Look through the entries and report how many lines include the word "Account". Give the number alone.

=====

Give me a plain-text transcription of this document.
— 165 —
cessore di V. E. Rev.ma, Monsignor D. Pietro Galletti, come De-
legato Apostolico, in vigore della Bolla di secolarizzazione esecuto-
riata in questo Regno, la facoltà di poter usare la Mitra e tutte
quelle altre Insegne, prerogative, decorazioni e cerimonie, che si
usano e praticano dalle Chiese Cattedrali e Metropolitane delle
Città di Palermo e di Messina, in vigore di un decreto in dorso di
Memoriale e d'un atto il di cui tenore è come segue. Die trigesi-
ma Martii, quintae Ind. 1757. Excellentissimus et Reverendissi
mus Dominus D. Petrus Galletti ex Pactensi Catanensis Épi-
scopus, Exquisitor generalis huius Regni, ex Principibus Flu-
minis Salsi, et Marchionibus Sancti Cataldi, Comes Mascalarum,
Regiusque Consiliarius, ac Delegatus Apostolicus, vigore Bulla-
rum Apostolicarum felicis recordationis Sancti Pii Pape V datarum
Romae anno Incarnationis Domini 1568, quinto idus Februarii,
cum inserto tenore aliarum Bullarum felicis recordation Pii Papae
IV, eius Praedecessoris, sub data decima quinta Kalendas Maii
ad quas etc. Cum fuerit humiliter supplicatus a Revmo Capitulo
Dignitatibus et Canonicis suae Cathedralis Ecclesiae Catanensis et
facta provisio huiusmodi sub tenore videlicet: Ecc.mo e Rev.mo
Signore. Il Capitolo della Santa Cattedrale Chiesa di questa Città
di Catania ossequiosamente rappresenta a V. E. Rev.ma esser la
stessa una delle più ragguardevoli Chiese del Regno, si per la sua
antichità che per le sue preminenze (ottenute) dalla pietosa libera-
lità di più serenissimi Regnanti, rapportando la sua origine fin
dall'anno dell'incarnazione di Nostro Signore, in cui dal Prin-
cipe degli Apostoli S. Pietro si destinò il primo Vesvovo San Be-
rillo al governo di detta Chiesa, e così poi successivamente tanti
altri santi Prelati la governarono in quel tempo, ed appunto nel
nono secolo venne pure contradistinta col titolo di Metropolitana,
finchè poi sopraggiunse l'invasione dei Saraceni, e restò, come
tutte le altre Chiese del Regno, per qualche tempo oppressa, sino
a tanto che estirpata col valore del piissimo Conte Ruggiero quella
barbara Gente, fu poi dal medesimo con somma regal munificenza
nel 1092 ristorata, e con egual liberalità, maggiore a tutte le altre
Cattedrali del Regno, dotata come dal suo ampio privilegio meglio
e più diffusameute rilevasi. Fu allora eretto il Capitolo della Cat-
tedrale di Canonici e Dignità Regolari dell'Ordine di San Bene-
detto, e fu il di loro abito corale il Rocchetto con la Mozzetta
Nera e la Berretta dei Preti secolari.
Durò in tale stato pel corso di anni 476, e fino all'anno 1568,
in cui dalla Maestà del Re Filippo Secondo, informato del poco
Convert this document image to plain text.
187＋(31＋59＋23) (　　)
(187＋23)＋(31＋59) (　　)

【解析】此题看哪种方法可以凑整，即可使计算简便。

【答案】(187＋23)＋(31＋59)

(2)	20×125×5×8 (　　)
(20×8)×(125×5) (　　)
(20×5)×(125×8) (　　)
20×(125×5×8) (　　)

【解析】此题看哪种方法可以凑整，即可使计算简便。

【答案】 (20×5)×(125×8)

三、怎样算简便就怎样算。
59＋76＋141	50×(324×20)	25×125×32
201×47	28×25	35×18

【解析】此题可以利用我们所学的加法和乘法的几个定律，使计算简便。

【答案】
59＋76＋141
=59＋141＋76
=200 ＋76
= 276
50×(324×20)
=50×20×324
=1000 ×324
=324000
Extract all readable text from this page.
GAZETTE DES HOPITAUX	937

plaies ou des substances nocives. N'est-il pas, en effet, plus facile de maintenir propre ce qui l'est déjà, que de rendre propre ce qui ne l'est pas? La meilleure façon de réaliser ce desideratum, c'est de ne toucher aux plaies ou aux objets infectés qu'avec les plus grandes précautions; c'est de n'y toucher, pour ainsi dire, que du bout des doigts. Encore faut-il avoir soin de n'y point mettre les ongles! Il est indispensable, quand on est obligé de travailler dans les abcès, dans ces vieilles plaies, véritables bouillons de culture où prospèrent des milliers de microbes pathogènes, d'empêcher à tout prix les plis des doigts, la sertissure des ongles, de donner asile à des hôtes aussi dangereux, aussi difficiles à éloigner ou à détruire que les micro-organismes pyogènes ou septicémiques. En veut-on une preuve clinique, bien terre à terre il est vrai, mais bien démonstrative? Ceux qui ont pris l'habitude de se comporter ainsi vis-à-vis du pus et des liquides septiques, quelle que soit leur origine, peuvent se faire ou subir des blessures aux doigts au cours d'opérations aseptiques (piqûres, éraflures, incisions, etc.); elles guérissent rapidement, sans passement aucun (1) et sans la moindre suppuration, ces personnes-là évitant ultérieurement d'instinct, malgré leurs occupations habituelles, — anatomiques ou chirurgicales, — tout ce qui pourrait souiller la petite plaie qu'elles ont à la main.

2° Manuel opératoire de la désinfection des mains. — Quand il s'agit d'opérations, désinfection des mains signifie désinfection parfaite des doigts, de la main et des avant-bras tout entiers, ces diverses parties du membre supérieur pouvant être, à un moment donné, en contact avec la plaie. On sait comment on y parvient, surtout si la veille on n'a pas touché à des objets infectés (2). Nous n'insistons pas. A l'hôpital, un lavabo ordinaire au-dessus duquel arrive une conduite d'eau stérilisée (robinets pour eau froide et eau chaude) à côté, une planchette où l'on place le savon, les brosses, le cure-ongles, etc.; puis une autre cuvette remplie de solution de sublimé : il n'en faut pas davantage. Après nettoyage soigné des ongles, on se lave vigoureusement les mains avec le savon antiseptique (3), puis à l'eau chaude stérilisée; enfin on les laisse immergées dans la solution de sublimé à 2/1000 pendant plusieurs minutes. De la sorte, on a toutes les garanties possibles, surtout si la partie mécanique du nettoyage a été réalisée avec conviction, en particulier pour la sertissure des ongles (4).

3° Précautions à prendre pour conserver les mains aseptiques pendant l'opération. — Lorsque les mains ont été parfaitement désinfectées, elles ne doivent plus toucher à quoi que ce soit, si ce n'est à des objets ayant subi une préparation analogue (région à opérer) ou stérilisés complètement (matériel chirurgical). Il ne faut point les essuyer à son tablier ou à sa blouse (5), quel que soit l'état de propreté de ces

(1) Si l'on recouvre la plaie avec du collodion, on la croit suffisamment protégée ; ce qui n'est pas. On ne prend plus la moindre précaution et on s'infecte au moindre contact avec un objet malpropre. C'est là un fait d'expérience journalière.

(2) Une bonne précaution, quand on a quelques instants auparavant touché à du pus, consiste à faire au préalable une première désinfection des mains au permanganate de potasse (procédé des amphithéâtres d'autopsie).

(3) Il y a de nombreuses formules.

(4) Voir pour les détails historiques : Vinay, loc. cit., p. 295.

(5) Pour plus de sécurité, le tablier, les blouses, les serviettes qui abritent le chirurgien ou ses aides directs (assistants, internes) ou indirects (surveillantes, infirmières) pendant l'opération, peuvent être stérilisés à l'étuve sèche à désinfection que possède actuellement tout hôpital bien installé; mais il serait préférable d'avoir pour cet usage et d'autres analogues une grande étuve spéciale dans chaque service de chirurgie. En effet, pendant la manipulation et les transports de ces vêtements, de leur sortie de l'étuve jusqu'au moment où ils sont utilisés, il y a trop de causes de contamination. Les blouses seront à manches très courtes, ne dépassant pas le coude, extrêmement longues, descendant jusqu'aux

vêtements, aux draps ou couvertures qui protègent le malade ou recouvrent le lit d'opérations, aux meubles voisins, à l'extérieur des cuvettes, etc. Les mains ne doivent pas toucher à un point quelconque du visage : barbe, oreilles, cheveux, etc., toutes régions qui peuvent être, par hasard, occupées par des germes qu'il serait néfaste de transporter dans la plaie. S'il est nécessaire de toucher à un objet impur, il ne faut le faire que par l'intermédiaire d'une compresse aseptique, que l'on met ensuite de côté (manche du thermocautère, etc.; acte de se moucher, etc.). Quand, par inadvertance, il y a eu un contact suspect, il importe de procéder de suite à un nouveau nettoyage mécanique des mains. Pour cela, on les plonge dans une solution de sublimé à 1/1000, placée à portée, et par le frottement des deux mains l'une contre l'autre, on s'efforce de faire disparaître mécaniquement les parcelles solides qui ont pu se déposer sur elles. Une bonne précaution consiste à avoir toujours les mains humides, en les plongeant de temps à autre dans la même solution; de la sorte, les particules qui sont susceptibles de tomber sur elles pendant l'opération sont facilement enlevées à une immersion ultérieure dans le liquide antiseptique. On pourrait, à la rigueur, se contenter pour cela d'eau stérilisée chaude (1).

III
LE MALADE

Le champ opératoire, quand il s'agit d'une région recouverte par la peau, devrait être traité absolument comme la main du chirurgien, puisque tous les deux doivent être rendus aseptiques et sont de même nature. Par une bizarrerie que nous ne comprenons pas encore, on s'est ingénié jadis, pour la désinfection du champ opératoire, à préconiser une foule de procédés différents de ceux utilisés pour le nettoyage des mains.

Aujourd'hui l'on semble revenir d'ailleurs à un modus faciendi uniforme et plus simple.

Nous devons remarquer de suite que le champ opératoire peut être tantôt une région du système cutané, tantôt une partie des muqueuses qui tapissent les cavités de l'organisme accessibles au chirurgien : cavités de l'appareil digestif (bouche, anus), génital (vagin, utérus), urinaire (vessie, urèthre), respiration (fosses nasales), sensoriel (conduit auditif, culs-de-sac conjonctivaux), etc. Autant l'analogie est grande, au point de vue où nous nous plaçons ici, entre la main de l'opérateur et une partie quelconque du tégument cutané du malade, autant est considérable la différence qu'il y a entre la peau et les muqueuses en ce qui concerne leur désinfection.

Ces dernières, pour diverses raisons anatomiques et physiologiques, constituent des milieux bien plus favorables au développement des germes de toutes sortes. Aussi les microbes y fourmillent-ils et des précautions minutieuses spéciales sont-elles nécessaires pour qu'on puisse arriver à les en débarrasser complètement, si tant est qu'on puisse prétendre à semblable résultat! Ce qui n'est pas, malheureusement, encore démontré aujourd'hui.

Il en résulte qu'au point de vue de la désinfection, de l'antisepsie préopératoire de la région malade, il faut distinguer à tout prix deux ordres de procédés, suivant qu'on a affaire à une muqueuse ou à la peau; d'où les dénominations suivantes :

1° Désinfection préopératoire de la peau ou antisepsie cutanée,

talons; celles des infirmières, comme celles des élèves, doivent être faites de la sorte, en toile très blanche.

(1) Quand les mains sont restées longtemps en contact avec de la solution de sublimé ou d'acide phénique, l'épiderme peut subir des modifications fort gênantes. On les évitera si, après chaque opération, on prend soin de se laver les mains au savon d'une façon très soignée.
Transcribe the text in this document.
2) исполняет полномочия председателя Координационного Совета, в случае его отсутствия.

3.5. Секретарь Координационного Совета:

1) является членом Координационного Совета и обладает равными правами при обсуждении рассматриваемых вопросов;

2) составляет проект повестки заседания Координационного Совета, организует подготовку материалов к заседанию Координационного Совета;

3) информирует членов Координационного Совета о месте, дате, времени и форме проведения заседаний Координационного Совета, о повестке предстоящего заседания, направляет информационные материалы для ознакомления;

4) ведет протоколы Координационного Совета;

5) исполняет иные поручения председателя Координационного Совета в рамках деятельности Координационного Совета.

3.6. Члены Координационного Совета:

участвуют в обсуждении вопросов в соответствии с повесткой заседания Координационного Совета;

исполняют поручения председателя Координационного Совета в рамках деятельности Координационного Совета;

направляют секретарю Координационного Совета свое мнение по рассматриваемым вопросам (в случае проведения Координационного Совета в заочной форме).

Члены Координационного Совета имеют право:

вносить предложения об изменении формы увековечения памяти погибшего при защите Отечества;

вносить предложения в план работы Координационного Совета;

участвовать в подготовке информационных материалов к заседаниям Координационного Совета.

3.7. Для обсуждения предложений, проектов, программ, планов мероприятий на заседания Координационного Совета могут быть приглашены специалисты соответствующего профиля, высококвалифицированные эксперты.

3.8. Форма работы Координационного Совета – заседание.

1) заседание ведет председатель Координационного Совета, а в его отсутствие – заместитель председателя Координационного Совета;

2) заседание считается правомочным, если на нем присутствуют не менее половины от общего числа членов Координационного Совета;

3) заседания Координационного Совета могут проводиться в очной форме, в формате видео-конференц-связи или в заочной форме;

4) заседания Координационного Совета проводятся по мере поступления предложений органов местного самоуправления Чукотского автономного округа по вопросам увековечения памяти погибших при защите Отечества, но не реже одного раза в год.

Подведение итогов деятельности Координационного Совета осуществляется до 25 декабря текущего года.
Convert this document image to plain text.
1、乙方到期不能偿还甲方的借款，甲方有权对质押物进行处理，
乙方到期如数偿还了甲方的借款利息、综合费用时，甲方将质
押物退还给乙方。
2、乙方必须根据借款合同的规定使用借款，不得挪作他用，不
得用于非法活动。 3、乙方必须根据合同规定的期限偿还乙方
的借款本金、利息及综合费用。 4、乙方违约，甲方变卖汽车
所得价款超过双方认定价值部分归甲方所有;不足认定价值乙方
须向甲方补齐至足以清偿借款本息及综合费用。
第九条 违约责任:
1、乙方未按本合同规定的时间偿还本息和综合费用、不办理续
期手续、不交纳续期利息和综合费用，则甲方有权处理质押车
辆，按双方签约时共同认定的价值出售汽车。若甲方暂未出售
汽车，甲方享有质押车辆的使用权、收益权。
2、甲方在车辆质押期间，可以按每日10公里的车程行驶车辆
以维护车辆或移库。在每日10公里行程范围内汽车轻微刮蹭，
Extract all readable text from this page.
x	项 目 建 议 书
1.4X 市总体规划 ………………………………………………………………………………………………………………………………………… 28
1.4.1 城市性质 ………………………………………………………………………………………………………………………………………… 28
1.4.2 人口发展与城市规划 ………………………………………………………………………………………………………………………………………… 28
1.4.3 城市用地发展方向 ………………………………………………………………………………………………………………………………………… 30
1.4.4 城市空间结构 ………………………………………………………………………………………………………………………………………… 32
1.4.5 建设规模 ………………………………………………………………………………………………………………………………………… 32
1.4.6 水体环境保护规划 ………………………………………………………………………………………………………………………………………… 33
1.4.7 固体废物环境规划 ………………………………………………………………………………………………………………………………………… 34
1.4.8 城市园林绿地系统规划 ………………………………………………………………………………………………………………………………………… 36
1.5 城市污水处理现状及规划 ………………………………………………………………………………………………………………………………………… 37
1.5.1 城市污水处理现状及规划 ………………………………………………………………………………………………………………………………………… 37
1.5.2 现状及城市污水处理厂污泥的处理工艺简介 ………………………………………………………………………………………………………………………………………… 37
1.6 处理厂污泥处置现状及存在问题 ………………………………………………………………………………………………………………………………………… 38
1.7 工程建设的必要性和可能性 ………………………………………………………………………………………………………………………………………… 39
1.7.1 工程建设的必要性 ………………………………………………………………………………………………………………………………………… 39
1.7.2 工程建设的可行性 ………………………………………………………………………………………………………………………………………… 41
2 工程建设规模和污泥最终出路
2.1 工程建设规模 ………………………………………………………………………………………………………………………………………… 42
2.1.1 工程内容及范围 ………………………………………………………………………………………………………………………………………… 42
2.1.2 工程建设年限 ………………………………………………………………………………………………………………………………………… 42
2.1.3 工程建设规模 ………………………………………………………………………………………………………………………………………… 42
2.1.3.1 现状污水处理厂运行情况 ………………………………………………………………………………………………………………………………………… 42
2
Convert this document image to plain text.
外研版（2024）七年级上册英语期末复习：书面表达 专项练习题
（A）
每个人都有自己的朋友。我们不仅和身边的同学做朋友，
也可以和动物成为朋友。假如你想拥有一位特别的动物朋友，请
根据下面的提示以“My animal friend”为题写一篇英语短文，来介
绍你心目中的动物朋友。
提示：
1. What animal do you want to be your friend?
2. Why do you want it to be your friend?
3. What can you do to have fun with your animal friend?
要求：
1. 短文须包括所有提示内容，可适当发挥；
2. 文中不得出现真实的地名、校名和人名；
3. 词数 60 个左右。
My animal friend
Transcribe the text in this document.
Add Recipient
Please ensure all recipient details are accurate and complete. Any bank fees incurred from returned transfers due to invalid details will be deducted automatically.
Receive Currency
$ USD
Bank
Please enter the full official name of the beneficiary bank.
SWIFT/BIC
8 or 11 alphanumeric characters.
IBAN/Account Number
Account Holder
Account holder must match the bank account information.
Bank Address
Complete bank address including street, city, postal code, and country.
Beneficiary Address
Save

=====

*FINAL ANSWER*
3